---- MATERIAL PROVIDED

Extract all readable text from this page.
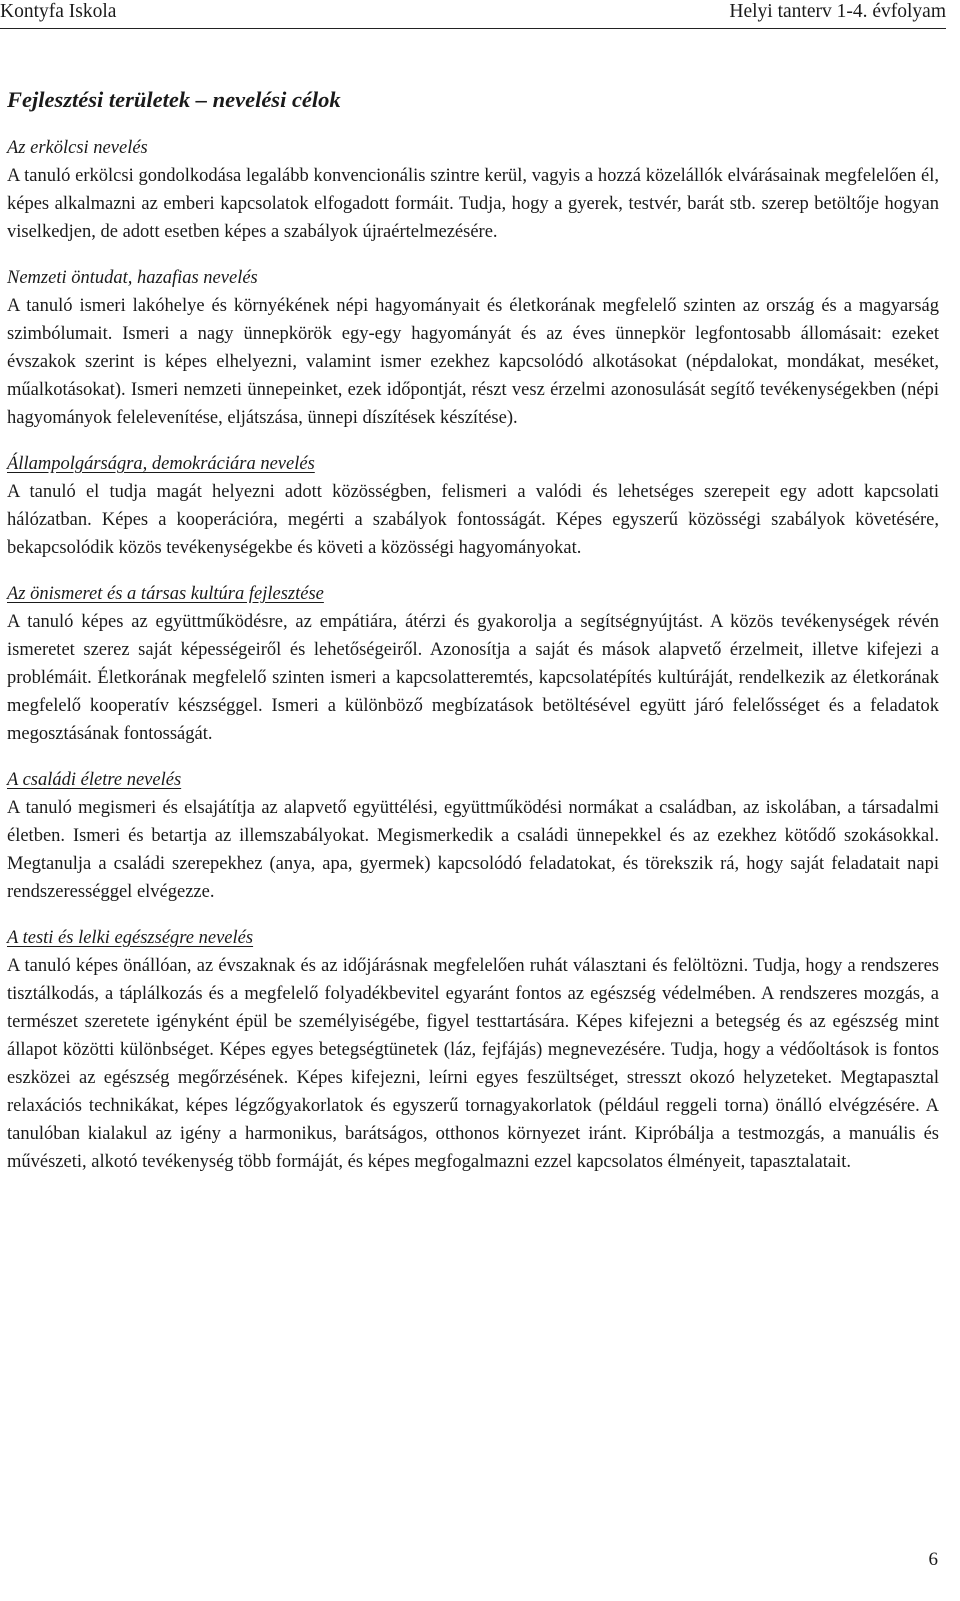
Kontyfa Iskola	Helyi tanterv 1-4. évfolyam
Fejlesztési területek – nevelési célok

Az erkölcsi nevelés

A tanuló erkölcsi gondolkodása legalább konvencionális szintre kerül, vagyis a hozzá közelállók elvárásainak megfelelően él, képes alkalmazni az emberi kapcsolatok elfogadott formáit. Tudja, hogy a gyerek, testvér, barát stb. szerep betöltője hogyan viselkedjen, de adott esetben képes a szabályok újraértelmezésére.

Nemzeti öntudat, hazafias nevelés

A tanuló ismeri lakóhelye és környékének népi hagyományait és életkorának megfelelő szinten az ország és a magyarság szimbólumait. Ismeri a nagy ünnepkörök egy-egy hagyományát és az éves ünnepkör legfontosabb állomásait: ezeket évszakok szerint is képes elhelyezni, valamint ismer ezekhez kapcsolódó alkotásokat (népdalokat, mondákat, meséket, műalkotásokat). Ismeri nemzeti ünnepeinket, ezek időpontját, részt vesz érzelmi azonosulását segítő tevékenységekben (népi hagyományok felelevenítése, eljátszása, ünnepi díszítések készítése).

Állampolgárságra, demokráciára nevelés

A tanuló el tudja magát helyezni adott közösségben, felismeri a valódi és lehetséges szerepeit egy adott kapcsolati hálózatban. Képes a kooperációra, megérti a szabályok fontosságát. Képes egyszerű közösségi szabályok követésére, bekapcsolódik közös tevékenységekbe és követi a közösségi hagyományokat.

Az önismeret és a társas kultúra fejlesztése

A tanuló képes az együttműködésre, az empátiára, átérzi és gyakorolja a segítségnyújtást. A közös tevékenységek révén ismeretet szerez saját képességeiről és lehetőségeiről. Azonosítja a saját és mások alapvető érzelmeit, illetve kifejezi a problémáit. Életkorának megfelelő szinten ismeri a kapcsolatteremtés, kapcsolatépítés kultúráját, rendelkezik az életkorának megfelelő kooperatív készséggel. Ismeri a különböző megbízatások betöltésével együtt járó felelősséget és a feladatok megosztásának fontosságát.

A családi életre nevelés

A tanuló megismeri és elsajátítja az alapvető együttélési, együttműködési normákat a családban, az iskolában, a társadalmi életben. Ismeri és betartja az illemszabályokat. Megismerkedik a családi ünnepekkel és az ezekhez kötődő szokásokkal. Megtanulja a családi szerepekhez (anya, apa, gyermek) kapcsolódó feladatokat, és törekszik rá, hogy saját feladatait napi rendszerességgel elvégezze.

A testi és lelki egészségre nevelés

A tanuló képes önállóan, az évszaknak és az időjárásnak megfelelően ruhát választani és felöltözni. Tudja, hogy a rendszeres tisztálkodás, a táplálkozás és a megfelelő folyadékbevitel egyaránt fontos az egészség védelmében. A rendszeres mozgás, a természet szeretete igényként épül be személyiségébe, figyel testtartására. Képes kifejezni a betegség és az egészség mint állapot közötti különbséget. Képes egyes betegségtünetek (láz, fejfájás) megnevezésére. Tudja, hogy a védőoltások is fontos eszközei az egészség megőrzésének. Képes kifejezni, leírni egyes feszültséget, stresszt okozó helyzeteket. Megtapasztal relaxációs technikákat, képes légzőgyakorlatok és egyszerű tornagyakorlatok (például reggeli torna) önálló elvégzésére. A tanulóban kialakul az igény a harmonikus, barátságos, otthonos környezet iránt. Kipróbálja a testmozgás, a manuális és művészeti, alkotó tevékenység több formáját, és képes megfogalmazni ezzel kapcsolatos élményeit, tapasztalatait.

6
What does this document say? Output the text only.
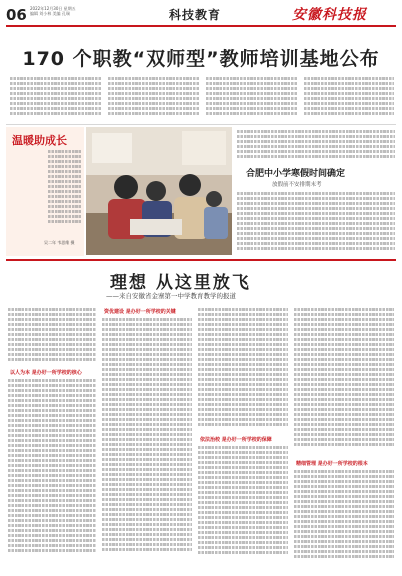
06 2022年12月30日 星期五
编辑 刘小林 美编 孔瑞	科技教育	安徽科技报
170 个职教“双师型”教师培训基地公布
温暖助成长
吴二年 韦思维 摄
合肥中小学寒假时间确定
放假前不安排期末考
理想 从这里放飞
——来自安徽省金寨第一中学教育教学的报道
以人为本 是办好一所学校的核心
资优建设 是办好一所学校的关键
依法治校 是办好一所学校的保障
精细管理 是办好一所学校的根本
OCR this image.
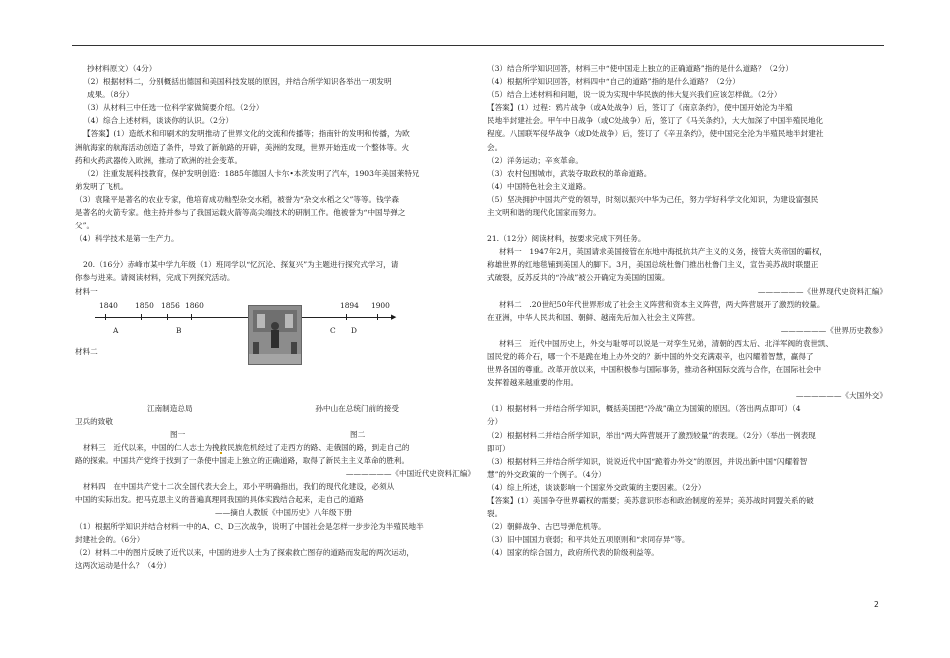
抄材料原文）（4分）

（2）根据材料二，分别概括出德国和美国科技发展的原因，并结合所学知识各举出一项发明

成果。（8分）

（3）从材料三中任选一位科学家做简要介绍。（2分）

（4）综合上述材料，谈谈你的认识。（2分）

【答案】(1）造纸术和印刷术的发明推动了世界文化的交流和传播等；指南针的发明和传播，为欧

洲航海家的航海活动创造了条件，导致了新航路的开辟，美洲的发现，世界开始连成一个整体等。火

药和火药武器传入欧洲，推动了欧洲的社会变革。

（2）注重发展科技教育，保护发明创造：1885年德国人卡尔•本茨发明了汽车，1903年美国莱特兄

弟发明了飞机。

（3）袁隆平是著名的农业专家，他培育成功籼型杂交水稻，被誉为“杂交水稻之父”等等。钱学森

是著名的火箭专家。他主持并参与了我国运载火箭等高尖端技术的研制工作。他被誉为“中国导弹之

父”。

（4）科学技术是第一生产力。

20.（16分）赤峰市某中学九年级（1）班同学以“忆沉沦、探复兴”为主题进行探究式学习，请

你参与进来。请阅读材料，完成下列探究活动。

材料一

1840 1850 1856 1860	1894 1900
▶
A	B	C D

材料二

江南制造总局	孙中山在总统门前的接受

卫兵的致敬

图一	图二

材料三　近代以来，中国的仁人志士为挽救民族危机经过了走西方的路、走俄国的路，到走自己的

路的探索。中国共产党终于找到了一条使中国走上独立的正确道路，取得了新民主主义革命的胜利。

——————《中国近代史资料汇编》

材料四　在中国共产党十二次全国代表大会上，邓小平明确指出，我们的现代化建设，必须从

中国的实际出发。把马克思主义的普遍真理同我国的具体实践结合起来，走自己的道路

——摘自人教版《中国历史》八年级下册

（1）根据所学知识并结合材料一中的A、C、D三次战争，说明了中国社会是怎样一步步沦为半殖民地半

封建社会的。（6分）

（2）材料二中的图片反映了近代以来，中国的进步人士为了探索救亡图存的道路而发起的两次运动，

这两次运动是什么？（4分）

（3）结合所学知识回答，材料三中“使中国走上独立的正确道路”指的是什么道路？（2分）

（4）根据所学知识回答，材料四中“自己的道路”指的是什么道路？（2分）

（5）结合上述材料和问题，说一说为实现中华民族的伟大复兴我们应该怎样做。（2分）

【答案】(1）过程：鸦片战争（或A处战争）后，签订了《南京条约》，使中国开始沦为半殖

民地半封建社会。甲午中日战争（或C处战争）后，签订了《马关条约》，大大加深了中国半殖民地化

程度。八国联军侵华战争（或D处战争）后，签订了《辛丑条约》，使中国完全沦为半殖民地半封建社

会。

（2）洋务运动；辛亥革命。

（3）农村包围城市，武装夺取政权的革命道路。

（4）中国特色社会主义道路。

（5）坚决拥护中国共产党的领导，时刻以振兴中华为己任，努力学好科学文化知识，为建设富强民

主文明和谐的现代化国家而努力。

21.（12分）阅读材料，按要求完成下列任务。

材料一　1947年2月，英国请求美国接管在东地中海抵抗共产主义的义务，接管大英帝国的霸权，

称雄世界的红地毯铺到美国人的脚下。3月，美国总统杜鲁门推出杜鲁门主义，宣告美苏战时联盟正

式破裂，反苏反共的“冷战”被公开确定为美国的国策。

——————《世界现代史资料汇编》

材料二　.20世纪50年代世界形成了社会主义阵营和资本主义阵营，两大阵营展开了激烈的较量。

在亚洲，中华人民共和国、朝鲜、越南先后加入社会主义阵营。

——————《世界历史教参》

材料三　近代中国历史上，外交与耻辱可以说是一对孪生兄弟，清朝的西太后、北洋军阀的袁世凯、

国民党的蒋介石，哪一个不是跪在地上办外交的？新中国的外交充满艰辛，也闪耀着智慧，赢得了

世界各国的尊重。改革开放以来，中国积极参与国际事务，推动各种国际交流与合作，在国际社会中

发挥着越来越重要的作用。

——————《大国外交》

（1）根据材料一并结合所学知识，概括美国把“冷战”确立为国策的原因。（答出两点即可）（4

分）

（2）根据材料二并结合所学知识，举出“两大阵营展开了激烈较量”的表现。（2分）（举出一例表现

即可）

（3）根据材料三并结合所学知识，说说近代中国“跪着办外交”的原因，并说出新中国“闪耀着智

慧”的外交政策的一个例子。（4分）

（4）综上所述，谈谈影响一个国家外交政策的主要因素。（2分）

【答案】(1）美国争夺世界霸权的需要；美苏意识形态和政治制度的差异；美苏战时同盟关系的破

裂。

（2）朝鲜战争、古巴导弹危机等。

（3）旧中国国力衰弱；和平共处五项原则和“求同存异”等。

（4）国家的综合国力，政府所代表的阶级利益等。

2
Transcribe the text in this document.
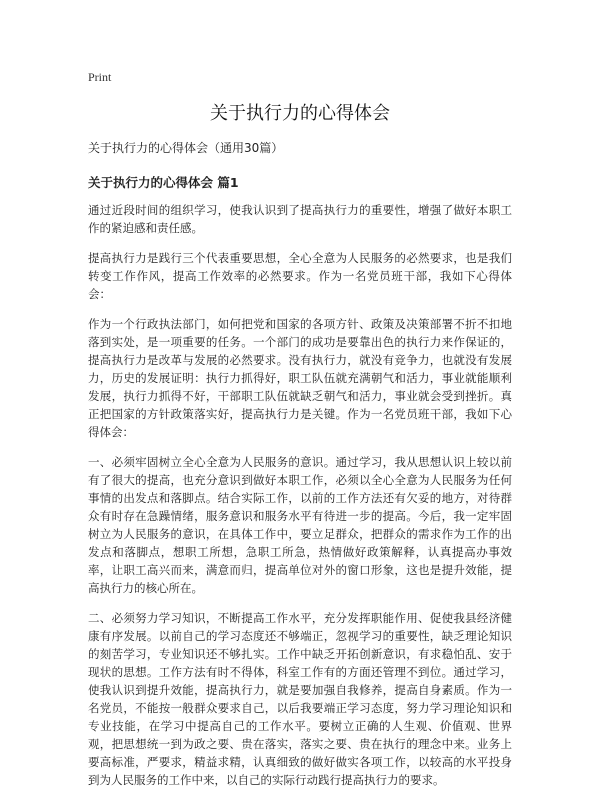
Print
关于执行力的心得体会
关于执行力的心得体会（通用30篇）
关于执行力的心得体会 篇1

通过近段时间的组织学习，使我认识到了提高执行力的重要性，增强了做好本职工作的紧迫感和责任感。

提高执行力是践行三个代表重要思想，全心全意为人民服务的必然要求，也是我们转变工作作风，提高工作效率的必然要求。作为一名党员班干部，我如下心得体会：

作为一个行政执法部门，如何把党和国家的各项方针、政策及决策部署不折不扣地落到实处，是一项重要的任务。一个部门的成功是要靠出色的执行力来作保证的，提高执行力是改革与发展的必然要求。没有执行力，就没有竞争力，也就没有发展力，历史的发展证明：执行力抓得好，职工队伍就充满朝气和活力，事业就能顺利发展，执行力抓得不好，干部职工队伍就缺乏朝气和活力，事业就会受到挫折。真正把国家的方针政策落实好，提高执行力是关键。作为一名党员班干部，我如下心得体会：

一、必须牢固树立全心全意为人民服务的意识。通过学习，我从思想认识上较以前有了很大的提高，也充分意识到做好本职工作，必须以全心全意为人民服务为任何事情的出发点和落脚点。结合实际工作，以前的工作方法还有欠妥的地方，对待群众有时存在急躁情绪，服务意识和服务水平有待进一步的提高。今后，我一定牢固树立为人民服务的意识，在具体工作中，要立足群众，把群众的需求作为工作的出发点和落脚点，想职工所想，急职工所急，热情做好政策解释，认真提高办事效率，让职工高兴而来，满意而归，提高单位对外的窗口形象，这也是提升效能，提高执行力的核心所在。

二、必须努力学习知识，不断提高工作水平，充分发挥职能作用、促使我县经济健康有序发展。以前自己的学习态度还不够端正，忽视学习的重要性，缺乏理论知识的刻苦学习，专业知识还不够扎实。工作中缺乏开拓创新意识，有求稳怕乱、安于现状的思想。工作方法有时不得体，科室工作有的方面还管理不到位。通过学习，使我认识到提升效能，提高执行力，就是要加强自我修养，提高自身素质。作为一名党员，不能按一般群众要求自己，以后我要端正学习态度，努力学习理论知识和专业技能，在学习中提高自己的工作水平。要树立正确的人生观、价值观、世界观，把思想统一到为政之要、贵在落实，落实之要、贵在执行的理念中来。业务上要高标准，严要求，精益求精，认真细致的做好做实各项工作，以较高的水平投身到为人民服务的工作中来，以自己的实际行动践行提高执行力的要求。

--------

**PROBLEM TO SOLVE:** State only the number of lines in these entries that contain "text".

**FINISHED EXERCISE:** 3